» **Task to carry out**
Search the entries for the word "star". Copy every line that holds it.

─── Data

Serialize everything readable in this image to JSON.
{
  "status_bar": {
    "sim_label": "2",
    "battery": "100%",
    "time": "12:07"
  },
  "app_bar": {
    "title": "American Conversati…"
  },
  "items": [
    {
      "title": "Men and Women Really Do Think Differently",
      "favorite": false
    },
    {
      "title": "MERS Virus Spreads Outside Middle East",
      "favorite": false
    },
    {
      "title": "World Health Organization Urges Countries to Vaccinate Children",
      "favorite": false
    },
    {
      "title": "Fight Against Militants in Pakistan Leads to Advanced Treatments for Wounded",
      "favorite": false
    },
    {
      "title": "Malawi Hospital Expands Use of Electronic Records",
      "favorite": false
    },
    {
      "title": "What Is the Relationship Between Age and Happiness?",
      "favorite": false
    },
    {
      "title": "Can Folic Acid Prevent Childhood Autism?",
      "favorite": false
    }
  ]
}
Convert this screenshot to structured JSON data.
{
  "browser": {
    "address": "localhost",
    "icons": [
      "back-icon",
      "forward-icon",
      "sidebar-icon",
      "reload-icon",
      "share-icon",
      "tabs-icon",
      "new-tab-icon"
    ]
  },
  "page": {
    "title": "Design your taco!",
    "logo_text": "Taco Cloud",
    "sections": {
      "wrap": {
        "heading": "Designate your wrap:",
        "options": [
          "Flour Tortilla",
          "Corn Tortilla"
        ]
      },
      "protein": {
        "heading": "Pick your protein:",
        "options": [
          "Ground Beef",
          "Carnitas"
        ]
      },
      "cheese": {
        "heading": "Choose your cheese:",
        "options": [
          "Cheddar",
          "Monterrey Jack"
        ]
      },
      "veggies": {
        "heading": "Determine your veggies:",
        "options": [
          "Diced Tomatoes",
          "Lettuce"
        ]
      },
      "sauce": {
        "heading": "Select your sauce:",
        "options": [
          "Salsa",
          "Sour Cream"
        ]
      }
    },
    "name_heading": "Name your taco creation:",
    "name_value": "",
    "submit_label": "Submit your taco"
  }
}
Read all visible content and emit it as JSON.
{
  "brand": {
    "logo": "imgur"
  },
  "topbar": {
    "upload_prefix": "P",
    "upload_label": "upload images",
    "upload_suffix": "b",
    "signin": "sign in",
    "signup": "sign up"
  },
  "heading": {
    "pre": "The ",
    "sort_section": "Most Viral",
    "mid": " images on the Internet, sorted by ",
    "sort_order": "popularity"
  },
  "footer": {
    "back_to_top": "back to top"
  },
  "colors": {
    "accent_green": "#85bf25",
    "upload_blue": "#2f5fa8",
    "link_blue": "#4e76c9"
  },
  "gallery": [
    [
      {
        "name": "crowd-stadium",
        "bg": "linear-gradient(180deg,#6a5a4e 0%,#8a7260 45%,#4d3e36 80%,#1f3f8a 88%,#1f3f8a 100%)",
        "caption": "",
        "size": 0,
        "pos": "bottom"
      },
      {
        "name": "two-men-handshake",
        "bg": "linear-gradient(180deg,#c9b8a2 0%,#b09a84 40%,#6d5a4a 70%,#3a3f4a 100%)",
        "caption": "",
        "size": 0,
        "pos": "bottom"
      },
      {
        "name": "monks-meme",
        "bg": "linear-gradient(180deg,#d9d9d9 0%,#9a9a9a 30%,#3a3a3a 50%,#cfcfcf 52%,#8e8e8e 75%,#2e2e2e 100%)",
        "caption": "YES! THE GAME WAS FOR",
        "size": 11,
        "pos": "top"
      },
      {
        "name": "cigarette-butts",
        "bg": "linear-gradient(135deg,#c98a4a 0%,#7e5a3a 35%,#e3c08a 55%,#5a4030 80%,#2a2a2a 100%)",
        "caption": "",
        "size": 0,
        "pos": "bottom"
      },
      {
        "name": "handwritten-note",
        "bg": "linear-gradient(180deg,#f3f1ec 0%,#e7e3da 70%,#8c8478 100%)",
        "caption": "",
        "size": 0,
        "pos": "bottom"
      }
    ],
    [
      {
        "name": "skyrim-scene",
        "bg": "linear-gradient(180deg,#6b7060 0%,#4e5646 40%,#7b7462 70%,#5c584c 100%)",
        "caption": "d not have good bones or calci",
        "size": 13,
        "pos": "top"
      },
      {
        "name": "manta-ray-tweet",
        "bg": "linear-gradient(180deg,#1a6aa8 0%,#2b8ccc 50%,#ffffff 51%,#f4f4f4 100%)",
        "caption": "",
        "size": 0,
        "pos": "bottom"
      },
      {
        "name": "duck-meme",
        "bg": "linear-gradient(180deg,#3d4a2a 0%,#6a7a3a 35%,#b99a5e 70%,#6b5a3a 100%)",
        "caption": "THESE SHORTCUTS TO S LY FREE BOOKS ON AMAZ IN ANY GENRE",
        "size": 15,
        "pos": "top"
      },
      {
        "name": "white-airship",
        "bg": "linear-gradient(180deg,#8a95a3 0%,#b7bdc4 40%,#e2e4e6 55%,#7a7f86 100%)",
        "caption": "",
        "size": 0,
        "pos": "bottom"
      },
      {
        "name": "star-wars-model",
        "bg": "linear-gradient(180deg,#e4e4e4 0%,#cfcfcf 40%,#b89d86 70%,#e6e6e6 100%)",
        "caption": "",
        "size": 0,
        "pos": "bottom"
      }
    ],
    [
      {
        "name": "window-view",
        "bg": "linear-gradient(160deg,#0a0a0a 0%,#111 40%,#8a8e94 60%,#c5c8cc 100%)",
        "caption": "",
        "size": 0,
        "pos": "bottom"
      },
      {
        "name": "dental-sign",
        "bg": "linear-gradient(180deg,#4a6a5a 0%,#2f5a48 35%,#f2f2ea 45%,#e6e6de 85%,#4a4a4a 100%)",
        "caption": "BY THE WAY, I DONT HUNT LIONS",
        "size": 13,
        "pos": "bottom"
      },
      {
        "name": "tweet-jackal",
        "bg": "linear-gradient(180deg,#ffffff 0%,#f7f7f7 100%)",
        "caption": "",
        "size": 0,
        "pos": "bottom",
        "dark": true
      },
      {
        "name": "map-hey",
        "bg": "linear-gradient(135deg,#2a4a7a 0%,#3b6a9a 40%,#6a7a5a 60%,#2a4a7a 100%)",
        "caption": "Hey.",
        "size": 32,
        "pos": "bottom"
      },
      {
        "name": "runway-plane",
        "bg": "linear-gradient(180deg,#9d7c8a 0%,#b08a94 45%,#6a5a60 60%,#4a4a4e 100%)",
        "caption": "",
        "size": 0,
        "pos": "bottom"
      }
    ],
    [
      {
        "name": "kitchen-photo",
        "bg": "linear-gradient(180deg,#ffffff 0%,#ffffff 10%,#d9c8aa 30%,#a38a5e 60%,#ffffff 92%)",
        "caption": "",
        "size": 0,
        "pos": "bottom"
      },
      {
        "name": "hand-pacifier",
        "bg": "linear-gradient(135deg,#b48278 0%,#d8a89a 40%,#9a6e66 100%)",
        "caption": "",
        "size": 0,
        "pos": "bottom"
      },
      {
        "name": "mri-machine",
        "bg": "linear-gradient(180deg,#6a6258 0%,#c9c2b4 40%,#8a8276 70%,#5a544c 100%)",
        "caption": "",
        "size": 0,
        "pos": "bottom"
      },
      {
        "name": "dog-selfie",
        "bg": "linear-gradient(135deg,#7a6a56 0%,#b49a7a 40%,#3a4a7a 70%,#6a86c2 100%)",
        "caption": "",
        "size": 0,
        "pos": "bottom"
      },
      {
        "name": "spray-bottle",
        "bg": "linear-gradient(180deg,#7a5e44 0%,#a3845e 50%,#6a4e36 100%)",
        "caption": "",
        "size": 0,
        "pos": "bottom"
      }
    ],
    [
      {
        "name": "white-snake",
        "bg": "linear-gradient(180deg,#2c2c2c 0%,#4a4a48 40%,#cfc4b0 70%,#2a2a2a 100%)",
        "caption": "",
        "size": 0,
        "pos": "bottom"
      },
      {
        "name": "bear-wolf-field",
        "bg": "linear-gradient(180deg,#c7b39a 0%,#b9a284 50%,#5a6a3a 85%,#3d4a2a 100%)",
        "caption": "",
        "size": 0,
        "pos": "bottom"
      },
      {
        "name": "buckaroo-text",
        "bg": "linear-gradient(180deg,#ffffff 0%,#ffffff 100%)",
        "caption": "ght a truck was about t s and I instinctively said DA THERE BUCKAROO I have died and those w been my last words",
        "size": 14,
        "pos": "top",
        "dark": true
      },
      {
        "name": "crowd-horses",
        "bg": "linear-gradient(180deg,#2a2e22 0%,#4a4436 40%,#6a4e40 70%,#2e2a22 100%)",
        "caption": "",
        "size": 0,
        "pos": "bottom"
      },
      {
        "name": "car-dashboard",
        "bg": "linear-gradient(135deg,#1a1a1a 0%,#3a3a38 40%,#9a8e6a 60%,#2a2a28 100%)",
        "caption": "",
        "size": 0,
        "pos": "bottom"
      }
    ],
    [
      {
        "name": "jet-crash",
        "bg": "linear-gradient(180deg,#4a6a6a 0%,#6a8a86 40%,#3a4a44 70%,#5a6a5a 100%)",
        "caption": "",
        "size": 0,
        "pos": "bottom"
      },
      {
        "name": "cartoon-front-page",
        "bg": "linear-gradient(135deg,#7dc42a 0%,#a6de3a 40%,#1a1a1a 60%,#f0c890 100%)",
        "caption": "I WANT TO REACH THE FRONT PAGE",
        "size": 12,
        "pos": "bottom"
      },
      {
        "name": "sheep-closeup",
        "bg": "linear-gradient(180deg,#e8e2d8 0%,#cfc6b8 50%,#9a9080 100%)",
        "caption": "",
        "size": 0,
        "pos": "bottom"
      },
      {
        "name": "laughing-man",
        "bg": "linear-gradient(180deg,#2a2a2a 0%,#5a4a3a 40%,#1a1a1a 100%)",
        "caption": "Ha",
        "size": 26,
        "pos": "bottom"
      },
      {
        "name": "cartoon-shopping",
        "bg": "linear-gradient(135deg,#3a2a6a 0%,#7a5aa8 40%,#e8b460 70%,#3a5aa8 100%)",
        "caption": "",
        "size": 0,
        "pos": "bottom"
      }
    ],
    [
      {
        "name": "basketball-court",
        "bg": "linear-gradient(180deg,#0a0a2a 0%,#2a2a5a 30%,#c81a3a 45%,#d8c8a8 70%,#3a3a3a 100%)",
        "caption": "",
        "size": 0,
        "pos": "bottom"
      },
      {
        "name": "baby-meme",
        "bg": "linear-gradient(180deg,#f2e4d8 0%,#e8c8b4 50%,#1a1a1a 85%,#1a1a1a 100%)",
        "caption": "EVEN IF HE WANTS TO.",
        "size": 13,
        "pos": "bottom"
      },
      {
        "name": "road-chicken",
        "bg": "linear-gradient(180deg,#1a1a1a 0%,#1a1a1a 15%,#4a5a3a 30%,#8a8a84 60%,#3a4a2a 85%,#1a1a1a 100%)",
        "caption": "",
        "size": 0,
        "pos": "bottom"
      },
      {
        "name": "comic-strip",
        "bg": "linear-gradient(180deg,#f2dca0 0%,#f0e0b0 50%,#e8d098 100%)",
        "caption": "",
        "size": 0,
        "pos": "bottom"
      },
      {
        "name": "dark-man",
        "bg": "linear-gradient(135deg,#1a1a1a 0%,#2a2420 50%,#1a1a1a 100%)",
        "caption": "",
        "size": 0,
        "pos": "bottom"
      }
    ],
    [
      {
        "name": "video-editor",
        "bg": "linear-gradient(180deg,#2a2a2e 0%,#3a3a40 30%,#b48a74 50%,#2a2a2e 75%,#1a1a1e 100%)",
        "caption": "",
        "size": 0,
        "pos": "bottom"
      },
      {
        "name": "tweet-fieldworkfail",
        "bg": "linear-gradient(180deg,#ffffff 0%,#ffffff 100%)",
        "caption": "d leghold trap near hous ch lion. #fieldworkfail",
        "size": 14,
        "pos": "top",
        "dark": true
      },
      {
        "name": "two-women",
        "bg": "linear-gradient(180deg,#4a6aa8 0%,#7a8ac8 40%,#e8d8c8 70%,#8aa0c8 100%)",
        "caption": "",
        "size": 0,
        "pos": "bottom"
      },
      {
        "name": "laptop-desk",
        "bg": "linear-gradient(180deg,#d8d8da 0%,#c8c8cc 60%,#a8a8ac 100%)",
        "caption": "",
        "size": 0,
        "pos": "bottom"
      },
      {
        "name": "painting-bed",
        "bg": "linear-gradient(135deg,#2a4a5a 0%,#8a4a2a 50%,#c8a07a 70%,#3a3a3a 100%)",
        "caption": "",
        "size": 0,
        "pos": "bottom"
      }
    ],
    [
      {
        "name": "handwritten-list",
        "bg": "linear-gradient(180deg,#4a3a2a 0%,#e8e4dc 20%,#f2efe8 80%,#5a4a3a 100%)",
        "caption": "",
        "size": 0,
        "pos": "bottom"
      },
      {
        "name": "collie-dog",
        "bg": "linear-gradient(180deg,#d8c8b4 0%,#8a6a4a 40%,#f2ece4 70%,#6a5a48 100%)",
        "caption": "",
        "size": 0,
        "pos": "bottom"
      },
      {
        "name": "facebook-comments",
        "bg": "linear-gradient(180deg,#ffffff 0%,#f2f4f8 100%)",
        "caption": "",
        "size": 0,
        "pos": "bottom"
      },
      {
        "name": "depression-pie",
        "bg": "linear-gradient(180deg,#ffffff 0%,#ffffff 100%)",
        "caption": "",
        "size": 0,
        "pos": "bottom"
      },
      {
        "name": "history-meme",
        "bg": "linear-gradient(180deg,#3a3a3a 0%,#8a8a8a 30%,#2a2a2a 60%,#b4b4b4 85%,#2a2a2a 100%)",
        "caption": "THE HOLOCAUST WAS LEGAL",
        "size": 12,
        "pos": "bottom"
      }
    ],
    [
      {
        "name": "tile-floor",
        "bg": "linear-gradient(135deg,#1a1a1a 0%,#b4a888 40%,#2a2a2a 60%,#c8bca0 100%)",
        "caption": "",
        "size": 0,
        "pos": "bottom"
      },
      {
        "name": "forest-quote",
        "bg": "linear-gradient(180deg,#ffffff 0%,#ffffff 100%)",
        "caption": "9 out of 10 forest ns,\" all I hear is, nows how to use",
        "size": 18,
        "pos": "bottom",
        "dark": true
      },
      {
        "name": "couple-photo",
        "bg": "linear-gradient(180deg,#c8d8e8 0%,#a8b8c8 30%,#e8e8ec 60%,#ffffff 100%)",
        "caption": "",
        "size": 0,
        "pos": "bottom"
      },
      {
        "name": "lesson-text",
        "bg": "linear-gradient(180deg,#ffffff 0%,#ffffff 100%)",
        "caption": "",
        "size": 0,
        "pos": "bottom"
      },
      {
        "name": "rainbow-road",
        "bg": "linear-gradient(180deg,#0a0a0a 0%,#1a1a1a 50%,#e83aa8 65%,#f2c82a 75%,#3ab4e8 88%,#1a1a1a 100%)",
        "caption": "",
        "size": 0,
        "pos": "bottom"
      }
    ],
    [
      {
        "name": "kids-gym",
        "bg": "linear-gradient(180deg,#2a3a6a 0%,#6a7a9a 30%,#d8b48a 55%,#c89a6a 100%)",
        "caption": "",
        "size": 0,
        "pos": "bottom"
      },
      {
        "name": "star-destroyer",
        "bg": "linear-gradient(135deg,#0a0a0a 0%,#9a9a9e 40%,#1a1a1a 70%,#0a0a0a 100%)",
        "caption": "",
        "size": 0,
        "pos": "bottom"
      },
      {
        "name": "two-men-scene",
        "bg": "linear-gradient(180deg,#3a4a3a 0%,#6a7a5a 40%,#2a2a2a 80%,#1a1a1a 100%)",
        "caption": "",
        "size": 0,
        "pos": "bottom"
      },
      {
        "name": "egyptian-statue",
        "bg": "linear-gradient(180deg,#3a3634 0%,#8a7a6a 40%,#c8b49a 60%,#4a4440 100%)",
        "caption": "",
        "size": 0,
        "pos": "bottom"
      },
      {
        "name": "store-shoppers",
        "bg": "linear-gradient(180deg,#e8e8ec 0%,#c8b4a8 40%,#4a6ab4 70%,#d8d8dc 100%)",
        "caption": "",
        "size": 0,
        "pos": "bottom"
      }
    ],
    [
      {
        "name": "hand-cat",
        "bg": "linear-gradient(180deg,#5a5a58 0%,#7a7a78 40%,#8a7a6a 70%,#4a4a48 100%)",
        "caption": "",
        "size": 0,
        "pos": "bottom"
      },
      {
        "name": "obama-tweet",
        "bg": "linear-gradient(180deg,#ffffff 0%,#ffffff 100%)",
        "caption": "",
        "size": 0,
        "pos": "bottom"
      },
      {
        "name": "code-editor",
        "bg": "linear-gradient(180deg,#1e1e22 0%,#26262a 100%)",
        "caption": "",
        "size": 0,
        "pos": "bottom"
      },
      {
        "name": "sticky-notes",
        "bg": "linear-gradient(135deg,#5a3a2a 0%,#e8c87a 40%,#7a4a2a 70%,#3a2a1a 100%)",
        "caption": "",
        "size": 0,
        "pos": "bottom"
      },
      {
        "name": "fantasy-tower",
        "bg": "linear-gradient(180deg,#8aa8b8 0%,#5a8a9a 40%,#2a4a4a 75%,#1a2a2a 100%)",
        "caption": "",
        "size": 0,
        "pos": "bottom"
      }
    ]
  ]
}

──────

» **Problem solution**
        "name": "star-wars-model",
        "name": "star-destroyer",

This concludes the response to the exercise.